-- Start Recorded information --

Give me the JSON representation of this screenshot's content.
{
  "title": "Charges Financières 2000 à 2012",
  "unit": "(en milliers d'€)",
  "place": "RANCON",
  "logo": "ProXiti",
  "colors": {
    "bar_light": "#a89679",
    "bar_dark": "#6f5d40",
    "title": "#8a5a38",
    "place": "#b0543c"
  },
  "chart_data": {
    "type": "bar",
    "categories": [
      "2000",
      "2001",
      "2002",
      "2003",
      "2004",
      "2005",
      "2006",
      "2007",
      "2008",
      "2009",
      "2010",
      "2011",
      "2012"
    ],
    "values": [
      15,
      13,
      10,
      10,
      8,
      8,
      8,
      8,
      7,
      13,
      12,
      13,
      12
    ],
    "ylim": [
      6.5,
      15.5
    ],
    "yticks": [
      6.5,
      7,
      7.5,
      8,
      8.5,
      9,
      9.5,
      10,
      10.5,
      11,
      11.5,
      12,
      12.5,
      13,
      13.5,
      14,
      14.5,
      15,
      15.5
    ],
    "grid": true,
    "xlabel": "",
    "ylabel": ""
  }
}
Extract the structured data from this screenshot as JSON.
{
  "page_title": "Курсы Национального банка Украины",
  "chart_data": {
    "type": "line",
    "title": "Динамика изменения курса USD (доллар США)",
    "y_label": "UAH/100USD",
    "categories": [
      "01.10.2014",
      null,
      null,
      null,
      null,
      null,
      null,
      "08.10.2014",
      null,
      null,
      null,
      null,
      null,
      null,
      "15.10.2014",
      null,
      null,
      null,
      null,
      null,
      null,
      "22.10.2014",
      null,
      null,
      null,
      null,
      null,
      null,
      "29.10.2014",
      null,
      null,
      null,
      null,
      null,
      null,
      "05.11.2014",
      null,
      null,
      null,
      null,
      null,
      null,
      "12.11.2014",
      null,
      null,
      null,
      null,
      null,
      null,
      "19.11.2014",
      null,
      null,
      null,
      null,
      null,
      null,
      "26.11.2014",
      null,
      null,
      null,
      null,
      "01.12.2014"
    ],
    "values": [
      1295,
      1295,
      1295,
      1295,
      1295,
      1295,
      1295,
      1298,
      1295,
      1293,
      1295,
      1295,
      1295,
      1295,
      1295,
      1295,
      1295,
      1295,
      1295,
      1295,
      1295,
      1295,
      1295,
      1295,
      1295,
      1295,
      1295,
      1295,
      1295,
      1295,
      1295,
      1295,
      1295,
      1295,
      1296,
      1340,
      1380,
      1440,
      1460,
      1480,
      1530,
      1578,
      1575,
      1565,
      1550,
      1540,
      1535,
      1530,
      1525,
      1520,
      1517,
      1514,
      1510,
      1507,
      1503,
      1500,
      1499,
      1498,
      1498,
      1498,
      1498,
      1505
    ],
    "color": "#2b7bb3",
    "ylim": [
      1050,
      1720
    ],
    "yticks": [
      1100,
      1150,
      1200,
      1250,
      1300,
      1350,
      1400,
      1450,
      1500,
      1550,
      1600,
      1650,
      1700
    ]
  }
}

-- End Recorded information --

Exercise goal: What do the records say? Quote them all exactly.

Full response:
Give me the JSON representation of this screenshot's content.
{
  "title": "Charges Financières 2000 à 2012",
  "unit": "(en milliers d'€)",
  "place": "RANCON",
  "logo": "ProXiti",
  "colors": {
    "bar_light": "#a89679",
    "bar_dark": "#6f5d40",
    "title": "#8a5a38",
    "place": "#b0543c"
  },
  "chart_data": {
    "type": "bar",
    "categories": [
      "2000",
      "2001",
      "2002",
      "2003",
      "2004",
      "2005",
      "2006",
      "2007",
      "2008",
      "2009",
      "2010",
      "2011",
      "2012"
    ],
    "values": [
      15,
      13,
      10,
      10,
      8,
      8,
      8,
      8,
      7,
      13,
      12,
      13,
      12
    ],
    "ylim": [
      6.5,
      15.5
    ],
    "yticks": [
      6.5,
      7,
      7.5,
      8,
      8.5,
      9,
      9.5,
      10,
      10.5,
      11,
      11.5,
      12,
      12.5,
      13,
      13.5,
      14,
      14.5,
      15,
      15.5
    ],
    "grid": true,
    "xlabel": "",
    "ylabel": ""
  }
}
Extract the structured data from this screenshot as JSON.
{
  "page_title": "Курсы Национального банка Украины",
  "chart_data": {
    "type": "line",
    "title": "Динамика изменения курса USD (доллар США)",
    "y_label": "UAH/100USD",
    "categories": [
      "01.10.2014",
      null,
      null,
      null,
      null,
      null,
      null,
      "08.10.2014",
      null,
      null,
      null,
      null,
      null,
      null,
      "15.10.2014",
      null,
      null,
      null,
      null,
      null,
      null,
      "22.10.2014",
      null,
      null,
      null,
      null,
      null,
      null,
      "29.10.2014",
      null,
      null,
      null,
      null,
      null,
      null,
      "05.11.2014",
      null,
      null,
      null,
      null,
      null,
      null,
      "12.11.2014",
      null,
      null,
      null,
      null,
      null,
      null,
      "19.11.2014",
      null,
      null,
      null,
      null,
      null,
      null,
      "26.11.2014",
      null,
      null,
      null,
      null,
      "01.12.2014"
    ],
    "values": [
      1295,
      1295,
      1295,
      1295,
      1295,
      1295,
      1295,
      1298,
      1295,
      1293,
      1295,
      1295,
      1295,
      1295,
      1295,
      1295,
      1295,
      1295,
      1295,
      1295,
      1295,
      1295,
      1295,
      1295,
      1295,
      1295,
      1295,
      1295,
      1295,
      1295,
      1295,
      1295,
      1295,
      1295,
      1296,
      1340,
      1380,
      1440,
      1460,
      1480,
      1530,
      1578,
      1575,
      1565,
      1550,
      1540,
      1535,
      1530,
      1525,
      1520,
      1517,
      1514,
      1510,
      1507,
      1503,
      1500,
      1499,
      1498,
      1498,
      1498,
      1498,
      1505
    ],
    "color": "#2b7bb3",
    "ylim": [
      1050,
      1720
    ],
    "yticks": [
      1100,
      1150,
      1200,
      1250,
      1300,
      1350,
      1400,
      1450,
      1500,
      1550,
      1600,
      1650,
      1700
    ]
  }
}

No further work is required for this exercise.